┌────────

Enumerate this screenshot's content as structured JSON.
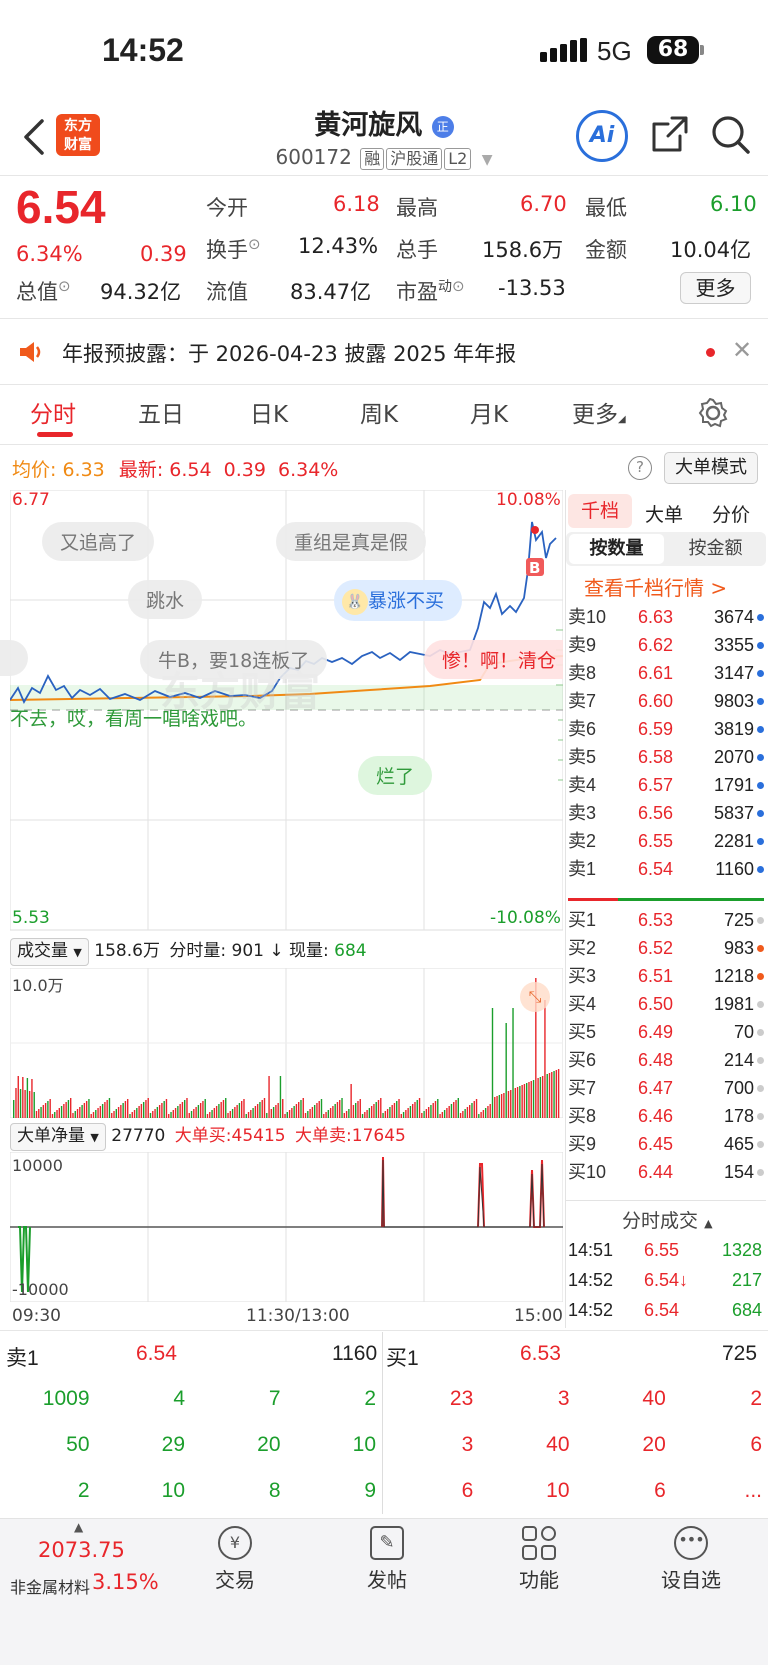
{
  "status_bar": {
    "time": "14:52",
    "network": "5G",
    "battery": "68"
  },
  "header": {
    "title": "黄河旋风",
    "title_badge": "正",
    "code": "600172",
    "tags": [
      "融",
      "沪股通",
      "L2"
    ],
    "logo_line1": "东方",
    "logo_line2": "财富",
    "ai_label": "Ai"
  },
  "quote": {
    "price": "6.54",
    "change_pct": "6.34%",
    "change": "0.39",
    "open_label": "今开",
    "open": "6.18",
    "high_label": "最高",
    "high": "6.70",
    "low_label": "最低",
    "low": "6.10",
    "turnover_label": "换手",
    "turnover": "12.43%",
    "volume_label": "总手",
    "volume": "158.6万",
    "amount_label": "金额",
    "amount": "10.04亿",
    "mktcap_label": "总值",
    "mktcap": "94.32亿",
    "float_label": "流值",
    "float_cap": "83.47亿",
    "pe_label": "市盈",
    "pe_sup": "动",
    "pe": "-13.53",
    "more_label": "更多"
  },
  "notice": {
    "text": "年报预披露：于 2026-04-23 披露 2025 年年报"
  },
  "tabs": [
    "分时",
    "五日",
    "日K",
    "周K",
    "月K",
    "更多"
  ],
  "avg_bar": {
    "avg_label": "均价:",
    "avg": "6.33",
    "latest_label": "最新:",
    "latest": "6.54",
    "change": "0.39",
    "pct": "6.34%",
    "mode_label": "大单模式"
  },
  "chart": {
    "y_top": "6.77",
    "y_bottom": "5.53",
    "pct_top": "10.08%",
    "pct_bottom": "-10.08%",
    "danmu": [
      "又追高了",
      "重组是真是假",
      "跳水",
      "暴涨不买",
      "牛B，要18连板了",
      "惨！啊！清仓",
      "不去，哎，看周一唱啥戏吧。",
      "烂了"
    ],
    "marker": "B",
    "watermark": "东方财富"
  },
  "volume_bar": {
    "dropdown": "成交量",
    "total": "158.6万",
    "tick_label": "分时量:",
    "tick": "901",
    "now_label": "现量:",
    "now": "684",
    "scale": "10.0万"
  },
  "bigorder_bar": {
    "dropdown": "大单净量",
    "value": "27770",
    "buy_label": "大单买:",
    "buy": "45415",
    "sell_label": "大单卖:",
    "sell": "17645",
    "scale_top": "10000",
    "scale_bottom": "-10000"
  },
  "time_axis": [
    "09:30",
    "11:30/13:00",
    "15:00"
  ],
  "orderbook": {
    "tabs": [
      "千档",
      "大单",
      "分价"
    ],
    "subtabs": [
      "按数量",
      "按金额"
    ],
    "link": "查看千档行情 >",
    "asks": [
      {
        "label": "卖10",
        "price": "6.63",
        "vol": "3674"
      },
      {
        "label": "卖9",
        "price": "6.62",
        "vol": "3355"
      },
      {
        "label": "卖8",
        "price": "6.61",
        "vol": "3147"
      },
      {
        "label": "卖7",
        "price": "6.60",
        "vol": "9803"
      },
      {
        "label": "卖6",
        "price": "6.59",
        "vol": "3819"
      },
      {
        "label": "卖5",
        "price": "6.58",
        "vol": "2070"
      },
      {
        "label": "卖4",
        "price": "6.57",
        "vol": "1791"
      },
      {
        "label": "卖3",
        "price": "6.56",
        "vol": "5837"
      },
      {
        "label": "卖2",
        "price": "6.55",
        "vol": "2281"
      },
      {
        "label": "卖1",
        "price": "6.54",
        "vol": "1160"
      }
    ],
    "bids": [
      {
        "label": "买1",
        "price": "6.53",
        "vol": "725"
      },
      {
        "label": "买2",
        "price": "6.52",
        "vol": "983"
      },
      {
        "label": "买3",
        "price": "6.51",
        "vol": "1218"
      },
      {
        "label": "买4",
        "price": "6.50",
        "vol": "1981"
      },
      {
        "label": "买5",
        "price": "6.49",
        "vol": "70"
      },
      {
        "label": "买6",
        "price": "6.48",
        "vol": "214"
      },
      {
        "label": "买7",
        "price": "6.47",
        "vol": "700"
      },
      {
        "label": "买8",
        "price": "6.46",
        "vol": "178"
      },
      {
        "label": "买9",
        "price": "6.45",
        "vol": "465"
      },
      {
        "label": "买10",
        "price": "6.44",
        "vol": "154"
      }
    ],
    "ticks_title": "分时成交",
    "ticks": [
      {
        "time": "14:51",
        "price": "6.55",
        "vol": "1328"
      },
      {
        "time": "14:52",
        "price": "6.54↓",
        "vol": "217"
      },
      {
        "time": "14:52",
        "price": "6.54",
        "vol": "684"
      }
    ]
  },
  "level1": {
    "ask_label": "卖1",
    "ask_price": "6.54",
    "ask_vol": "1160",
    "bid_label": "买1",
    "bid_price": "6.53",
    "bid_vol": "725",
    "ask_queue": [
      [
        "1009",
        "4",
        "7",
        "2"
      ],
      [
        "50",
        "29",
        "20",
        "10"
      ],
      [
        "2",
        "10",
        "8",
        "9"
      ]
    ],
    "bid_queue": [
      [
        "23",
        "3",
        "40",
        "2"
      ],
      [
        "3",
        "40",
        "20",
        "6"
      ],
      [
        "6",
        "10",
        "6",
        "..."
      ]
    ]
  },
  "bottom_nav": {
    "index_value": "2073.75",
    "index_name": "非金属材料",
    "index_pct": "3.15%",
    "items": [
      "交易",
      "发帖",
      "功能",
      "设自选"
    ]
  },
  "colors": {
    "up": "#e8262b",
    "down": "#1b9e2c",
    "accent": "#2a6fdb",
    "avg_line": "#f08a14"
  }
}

└────────

Given request :: Leave the pictures out and output the rest of the listing exactly.

Output of the exercise ::
Enumerate this screenshot's content as structured JSON.
{
  "status_bar": {
    "time": "14:52",
    "network": "5G",
    "battery": "68"
  },
  "header": {
    "title": "黄河旋风",
    "title_badge": "正",
    "code": "600172",
    "tags": [
      "融",
      "沪股通",
      "L2"
    ],
    "logo_line1": "东方",
    "logo_line2": "财富",
    "ai_label": "Ai"
  },
  "quote": {
    "price": "6.54",
    "change_pct": "6.34%",
    "change": "0.39",
    "open_label": "今开",
    "open": "6.18",
    "high_label": "最高",
    "high": "6.70",
    "low_label": "最低",
    "low": "6.10",
    "turnover_label": "换手",
    "turnover": "12.43%",
    "volume_label": "总手",
    "volume": "158.6万",
    "amount_label": "金额",
    "amount": "10.04亿",
    "mktcap_label": "总值",
    "mktcap": "94.32亿",
    "float_label": "流值",
    "float_cap": "83.47亿",
    "pe_label": "市盈",
    "pe_sup": "动",
    "pe": "-13.53",
    "more_label": "更多"
  },
  "notice": {
    "text": "年报预披露：于 2026-04-23 披露 2025 年年报"
  },
  "tabs": [
    "分时",
    "五日",
    "日K",
    "周K",
    "月K",
    "更多"
  ],
  "avg_bar": {
    "avg_label": "均价:",
    "avg": "6.33",
    "latest_label": "最新:",
    "latest": "6.54",
    "change": "0.39",
    "pct": "6.34%",
    "mode_label": "大单模式"
  },
  "chart": {
    "y_top": "6.77",
    "y_bottom": "5.53",
    "pct_top": "10.08%",
    "pct_bottom": "-10.08%",
    "danmu": [
      "又追高了",
      "重组是真是假",
      "跳水",
      "暴涨不买",
      "牛B，要18连板了",
      "惨！啊！清仓",
      "不去，哎，看周一唱啥戏吧。",
      "烂了"
    ],
    "marker": "B",
    "watermark": "东方财富"
  },
  "volume_bar": {
    "dropdown": "成交量",
    "total": "158.6万",
    "tick_label": "分时量:",
    "tick": "901",
    "now_label": "现量:",
    "now": "684",
    "scale": "10.0万"
  },
  "bigorder_bar": {
    "dropdown": "大单净量",
    "value": "27770",
    "buy_label": "大单买:",
    "buy": "45415",
    "sell_label": "大单卖:",
    "sell": "17645",
    "scale_top": "10000",
    "scale_bottom": "-10000"
  },
  "time_axis": [
    "09:30",
    "11:30/13:00",
    "15:00"
  ],
  "orderbook": {
    "tabs": [
      "千档",
      "大单",
      "分价"
    ],
    "subtabs": [
      "按数量",
      "按金额"
    ],
    "link": "查看千档行情 >",
    "asks": [
      {
        "label": "卖10",
        "price": "6.63",
        "vol": "3674"
      },
      {
        "label": "卖9",
        "price": "6.62",
        "vol": "3355"
      },
      {
        "label": "卖8",
        "price": "6.61",
        "vol": "3147"
      },
      {
        "label": "卖7",
        "price": "6.60",
        "vol": "9803"
      },
      {
        "label": "卖6",
        "price": "6.59",
        "vol": "3819"
      },
      {
        "label": "卖5",
        "price": "6.58",
        "vol": "2070"
      },
      {
        "label": "卖4",
        "price": "6.57",
        "vol": "1791"
      },
      {
        "label": "卖3",
        "price": "6.56",
        "vol": "5837"
      },
      {
        "label": "卖2",
        "price": "6.55",
        "vol": "2281"
      },
      {
        "label": "卖1",
        "price": "6.54",
        "vol": "1160"
      }
    ],
    "bids": [
      {
        "label": "买1",
        "price": "6.53",
        "vol": "725"
      },
      {
        "label": "买2",
        "price": "6.52",
        "vol": "983"
      },
      {
        "label": "买3",
        "price": "6.51",
        "vol": "1218"
      },
      {
        "label": "买4",
        "price": "6.50",
        "vol": "1981"
      },
      {
        "label": "买5",
        "price": "6.49",
        "vol": "70"
      },
      {
        "label": "买6",
        "price": "6.48",
        "vol": "214"
      },
      {
        "label": "买7",
        "price": "6.47",
        "vol": "700"
      },
      {
        "label": "买8",
        "price": "6.46",
        "vol": "178"
      },
      {
        "label": "买9",
        "price": "6.45",
        "vol": "465"
      },
      {
        "label": "买10",
        "price": "6.44",
        "vol": "154"
      }
    ],
    "ticks_title": "分时成交",
    "ticks": [
      {
        "time": "14:51",
        "price": "6.55",
        "vol": "1328"
      },
      {
        "time": "14:52",
        "price": "6.54↓",
        "vol": "217"
      },
      {
        "time": "14:52",
        "price": "6.54",
        "vol": "684"
      }
    ]
  },
  "level1": {
    "ask_label": "卖1",
    "ask_price": "6.54",
    "ask_vol": "1160",
    "bid_label": "买1",
    "bid_price": "6.53",
    "bid_vol": "725",
    "ask_queue": [
      [
        "1009",
        "4",
        "7",
        "2"
      ],
      [
        "50",
        "29",
        "20",
        "10"
      ],
      [
        "2",
        "10",
        "8",
        "9"
      ]
    ],
    "bid_queue": [
      [
        "23",
        "3",
        "40",
        "2"
      ],
      [
        "3",
        "40",
        "20",
        "6"
      ],
      [
        "6",
        "10",
        "6",
        "..."
      ]
    ]
  },
  "bottom_nav": {
    "index_value": "2073.75",
    "index_name": "非金属材料",
    "index_pct": "3.15%",
    "items": [
      "交易",
      "发帖",
      "功能",
      "设自选"
    ]
  },
  "colors": {
    "up": "#e8262b",
    "down": "#1b9e2c",
    "accent": "#2a6fdb",
    "avg_line": "#f08a14"
  }
}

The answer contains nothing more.